Data records
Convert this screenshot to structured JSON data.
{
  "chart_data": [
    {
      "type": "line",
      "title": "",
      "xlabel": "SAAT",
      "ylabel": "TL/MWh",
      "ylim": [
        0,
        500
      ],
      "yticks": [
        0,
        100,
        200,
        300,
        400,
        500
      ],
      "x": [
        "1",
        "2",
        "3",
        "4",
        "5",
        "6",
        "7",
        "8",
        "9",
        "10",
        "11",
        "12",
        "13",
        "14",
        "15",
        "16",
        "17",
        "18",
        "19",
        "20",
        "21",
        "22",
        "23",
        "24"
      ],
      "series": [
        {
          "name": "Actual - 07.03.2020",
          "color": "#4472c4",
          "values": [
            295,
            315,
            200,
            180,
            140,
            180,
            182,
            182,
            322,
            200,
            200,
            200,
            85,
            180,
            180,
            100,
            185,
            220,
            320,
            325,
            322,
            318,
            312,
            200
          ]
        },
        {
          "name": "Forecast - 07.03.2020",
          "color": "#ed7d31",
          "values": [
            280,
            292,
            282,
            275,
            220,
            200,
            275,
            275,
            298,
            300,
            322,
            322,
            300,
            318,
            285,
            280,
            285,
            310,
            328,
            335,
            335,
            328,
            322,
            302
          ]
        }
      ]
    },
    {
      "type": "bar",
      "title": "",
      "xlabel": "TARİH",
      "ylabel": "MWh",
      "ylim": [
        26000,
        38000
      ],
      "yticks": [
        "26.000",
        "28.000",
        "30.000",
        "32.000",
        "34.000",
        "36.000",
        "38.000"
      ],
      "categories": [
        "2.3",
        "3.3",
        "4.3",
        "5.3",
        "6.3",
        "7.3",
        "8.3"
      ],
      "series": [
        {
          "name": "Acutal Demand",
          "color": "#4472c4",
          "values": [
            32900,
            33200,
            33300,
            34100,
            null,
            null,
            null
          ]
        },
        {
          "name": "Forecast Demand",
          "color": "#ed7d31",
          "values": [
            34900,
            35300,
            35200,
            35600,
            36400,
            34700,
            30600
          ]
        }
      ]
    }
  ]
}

Exercise aim
Extract each line from the listing above, please, and repeat it exactly.

Reply
Convert this screenshot to structured JSON data.
{
  "chart_data": [
    {
      "type": "line",
      "title": "",
      "xlabel": "SAAT",
      "ylabel": "TL/MWh",
      "ylim": [
        0,
        500
      ],
      "yticks": [
        0,
        100,
        200,
        300,
        400,
        500
      ],
      "x": [
        "1",
        "2",
        "3",
        "4",
        "5",
        "6",
        "7",
        "8",
        "9",
        "10",
        "11",
        "12",
        "13",
        "14",
        "15",
        "16",
        "17",
        "18",
        "19",
        "20",
        "21",
        "22",
        "23",
        "24"
      ],
      "series": [
        {
          "name": "Actual - 07.03.2020",
          "color": "#4472c4",
          "values": [
            295,
            315,
            200,
            180,
            140,
            180,
            182,
            182,
            322,
            200,
            200,
            200,
            85,
            180,
            180,
            100,
            185,
            220,
            320,
            325,
            322,
            318,
            312,
            200
          ]
        },
        {
          "name": "Forecast - 07.03.2020",
          "color": "#ed7d31",
          "values": [
            280,
            292,
            282,
            275,
            220,
            200,
            275,
            275,
            298,
            300,
            322,
            322,
            300,
            318,
            285,
            280,
            285,
            310,
            328,
            335,
            335,
            328,
            322,
            302
          ]
        }
      ]
    },
    {
      "type": "bar",
      "title": "",
      "xlabel": "TARİH",
      "ylabel": "MWh",
      "ylim": [
        26000,
        38000
      ],
      "yticks": [
        "26.000",
        "28.000",
        "30.000",
        "32.000",
        "34.000",
        "36.000",
        "38.000"
      ],
      "categories": [
        "2.3",
        "3.3",
        "4.3",
        "5.3",
        "6.3",
        "7.3",
        "8.3"
      ],
      "series": [
        {
          "name": "Acutal Demand",
          "color": "#4472c4",
          "values": [
            32900,
            33200,
            33300,
            34100,
            null,
            null,
            null
          ]
        },
        {
          "name": "Forecast Demand",
          "color": "#ed7d31",
          "values": [
            34900,
            35300,
            35200,
            35600,
            36400,
            34700,
            30600
          ]
        }
      ]
    }
  ]
}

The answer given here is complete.